>> start INPUT DATA

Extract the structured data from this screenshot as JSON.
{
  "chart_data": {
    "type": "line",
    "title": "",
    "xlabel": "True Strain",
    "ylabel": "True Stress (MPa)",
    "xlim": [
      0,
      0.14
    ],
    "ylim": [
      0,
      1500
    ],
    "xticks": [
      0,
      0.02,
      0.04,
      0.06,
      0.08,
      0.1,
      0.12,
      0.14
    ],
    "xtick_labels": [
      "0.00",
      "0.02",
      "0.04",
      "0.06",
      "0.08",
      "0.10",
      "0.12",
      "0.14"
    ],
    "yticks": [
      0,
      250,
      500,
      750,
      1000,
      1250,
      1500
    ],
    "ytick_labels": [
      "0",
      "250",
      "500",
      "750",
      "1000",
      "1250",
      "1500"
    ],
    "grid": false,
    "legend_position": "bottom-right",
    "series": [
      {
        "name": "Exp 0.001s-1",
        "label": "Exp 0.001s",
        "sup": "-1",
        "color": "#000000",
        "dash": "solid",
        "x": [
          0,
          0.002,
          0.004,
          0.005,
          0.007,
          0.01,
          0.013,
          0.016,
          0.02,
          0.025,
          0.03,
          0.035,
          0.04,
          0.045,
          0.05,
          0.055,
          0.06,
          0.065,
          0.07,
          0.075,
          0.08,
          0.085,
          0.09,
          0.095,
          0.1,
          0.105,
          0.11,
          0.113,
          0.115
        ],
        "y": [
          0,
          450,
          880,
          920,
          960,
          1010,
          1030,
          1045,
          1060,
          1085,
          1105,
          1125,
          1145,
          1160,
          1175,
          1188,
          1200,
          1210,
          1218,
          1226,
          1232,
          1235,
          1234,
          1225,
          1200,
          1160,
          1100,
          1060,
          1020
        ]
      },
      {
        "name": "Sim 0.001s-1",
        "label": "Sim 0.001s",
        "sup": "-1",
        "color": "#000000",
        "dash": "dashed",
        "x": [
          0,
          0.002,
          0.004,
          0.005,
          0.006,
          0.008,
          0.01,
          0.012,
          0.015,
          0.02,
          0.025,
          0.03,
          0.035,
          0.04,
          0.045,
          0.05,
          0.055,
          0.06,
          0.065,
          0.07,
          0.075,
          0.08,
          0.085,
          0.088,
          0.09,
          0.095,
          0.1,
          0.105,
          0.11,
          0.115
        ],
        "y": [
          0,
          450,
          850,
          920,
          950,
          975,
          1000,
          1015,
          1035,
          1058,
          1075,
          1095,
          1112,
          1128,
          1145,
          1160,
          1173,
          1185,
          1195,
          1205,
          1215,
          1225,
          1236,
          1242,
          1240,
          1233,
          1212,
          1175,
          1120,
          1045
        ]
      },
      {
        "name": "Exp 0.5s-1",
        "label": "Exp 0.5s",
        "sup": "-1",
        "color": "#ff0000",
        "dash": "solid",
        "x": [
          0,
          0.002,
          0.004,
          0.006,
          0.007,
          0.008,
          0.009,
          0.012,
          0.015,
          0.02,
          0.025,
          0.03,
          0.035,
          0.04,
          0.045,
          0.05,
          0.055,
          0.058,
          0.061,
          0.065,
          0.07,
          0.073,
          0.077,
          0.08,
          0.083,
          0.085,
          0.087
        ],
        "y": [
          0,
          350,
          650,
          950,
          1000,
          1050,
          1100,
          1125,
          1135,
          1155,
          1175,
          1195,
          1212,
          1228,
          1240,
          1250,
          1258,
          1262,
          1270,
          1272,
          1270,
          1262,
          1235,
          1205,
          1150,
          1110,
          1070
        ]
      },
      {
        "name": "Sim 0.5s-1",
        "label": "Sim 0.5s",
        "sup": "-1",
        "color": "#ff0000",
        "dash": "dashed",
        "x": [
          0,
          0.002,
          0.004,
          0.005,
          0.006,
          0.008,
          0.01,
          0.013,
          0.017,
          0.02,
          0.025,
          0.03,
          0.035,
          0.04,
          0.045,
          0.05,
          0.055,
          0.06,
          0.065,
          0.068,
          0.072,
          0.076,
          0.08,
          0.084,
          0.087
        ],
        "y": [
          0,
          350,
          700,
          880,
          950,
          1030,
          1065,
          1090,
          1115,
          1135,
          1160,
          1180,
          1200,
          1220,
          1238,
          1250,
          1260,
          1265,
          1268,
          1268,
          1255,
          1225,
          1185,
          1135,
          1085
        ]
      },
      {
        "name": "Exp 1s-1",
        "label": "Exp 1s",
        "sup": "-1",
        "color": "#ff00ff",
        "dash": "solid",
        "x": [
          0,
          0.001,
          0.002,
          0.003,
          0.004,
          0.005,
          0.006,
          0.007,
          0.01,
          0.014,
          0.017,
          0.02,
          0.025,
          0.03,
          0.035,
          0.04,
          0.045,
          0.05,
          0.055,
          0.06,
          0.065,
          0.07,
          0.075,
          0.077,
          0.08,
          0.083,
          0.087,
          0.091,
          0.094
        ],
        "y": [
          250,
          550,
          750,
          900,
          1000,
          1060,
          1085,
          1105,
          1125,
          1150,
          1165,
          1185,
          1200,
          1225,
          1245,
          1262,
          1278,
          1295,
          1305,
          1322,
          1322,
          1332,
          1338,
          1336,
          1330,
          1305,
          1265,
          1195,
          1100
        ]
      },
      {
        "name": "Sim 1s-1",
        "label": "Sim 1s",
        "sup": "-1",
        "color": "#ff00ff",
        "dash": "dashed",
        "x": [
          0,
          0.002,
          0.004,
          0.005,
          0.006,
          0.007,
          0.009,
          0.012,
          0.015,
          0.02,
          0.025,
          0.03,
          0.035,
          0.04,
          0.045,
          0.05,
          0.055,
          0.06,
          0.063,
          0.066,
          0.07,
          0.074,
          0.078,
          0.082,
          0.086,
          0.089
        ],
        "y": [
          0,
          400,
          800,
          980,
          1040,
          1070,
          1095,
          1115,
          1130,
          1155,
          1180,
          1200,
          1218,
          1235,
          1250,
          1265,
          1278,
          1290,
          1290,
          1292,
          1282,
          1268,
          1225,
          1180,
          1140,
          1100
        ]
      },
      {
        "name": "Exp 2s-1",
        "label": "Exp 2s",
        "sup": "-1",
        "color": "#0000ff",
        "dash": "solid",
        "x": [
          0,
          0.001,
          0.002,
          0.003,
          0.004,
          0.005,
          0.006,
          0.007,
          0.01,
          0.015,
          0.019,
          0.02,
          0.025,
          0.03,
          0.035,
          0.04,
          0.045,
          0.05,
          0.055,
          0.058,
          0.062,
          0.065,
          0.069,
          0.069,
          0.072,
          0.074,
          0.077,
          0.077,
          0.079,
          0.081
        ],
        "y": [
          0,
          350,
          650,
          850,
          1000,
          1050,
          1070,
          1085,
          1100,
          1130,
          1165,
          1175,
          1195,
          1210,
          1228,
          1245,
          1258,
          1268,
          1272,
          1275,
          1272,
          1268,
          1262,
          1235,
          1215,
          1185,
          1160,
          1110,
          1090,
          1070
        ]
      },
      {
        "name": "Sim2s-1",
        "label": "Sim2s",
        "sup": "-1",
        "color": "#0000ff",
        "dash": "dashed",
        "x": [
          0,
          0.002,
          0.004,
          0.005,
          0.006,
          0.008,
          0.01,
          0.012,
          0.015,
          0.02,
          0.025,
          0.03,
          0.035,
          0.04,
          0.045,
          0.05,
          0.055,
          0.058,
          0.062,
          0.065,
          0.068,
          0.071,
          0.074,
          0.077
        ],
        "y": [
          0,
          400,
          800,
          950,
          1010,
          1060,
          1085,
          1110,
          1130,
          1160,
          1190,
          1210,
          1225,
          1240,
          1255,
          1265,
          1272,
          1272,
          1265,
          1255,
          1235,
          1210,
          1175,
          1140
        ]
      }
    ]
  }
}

>> end INPUT DATA

● TASK DETAILS
Say how many lines have the string "True" in them, offering no words beyond the number.

● ANSWER TO THE TASK
2